[Collection entries]
......

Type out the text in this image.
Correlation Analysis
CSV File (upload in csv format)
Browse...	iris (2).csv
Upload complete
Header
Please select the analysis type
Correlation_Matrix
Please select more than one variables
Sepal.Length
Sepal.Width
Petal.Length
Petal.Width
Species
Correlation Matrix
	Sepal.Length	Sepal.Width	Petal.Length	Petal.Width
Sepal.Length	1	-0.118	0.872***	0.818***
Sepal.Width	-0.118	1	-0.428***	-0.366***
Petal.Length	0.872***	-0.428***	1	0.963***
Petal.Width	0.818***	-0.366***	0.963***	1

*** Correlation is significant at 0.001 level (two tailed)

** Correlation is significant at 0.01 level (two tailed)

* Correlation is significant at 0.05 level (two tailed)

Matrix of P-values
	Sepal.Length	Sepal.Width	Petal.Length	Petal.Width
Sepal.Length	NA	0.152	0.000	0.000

......

▶ _What to work on_
Tally the lines containing "Sepal". Provide the number without any other words.

▶ _Solution for this exercise_
7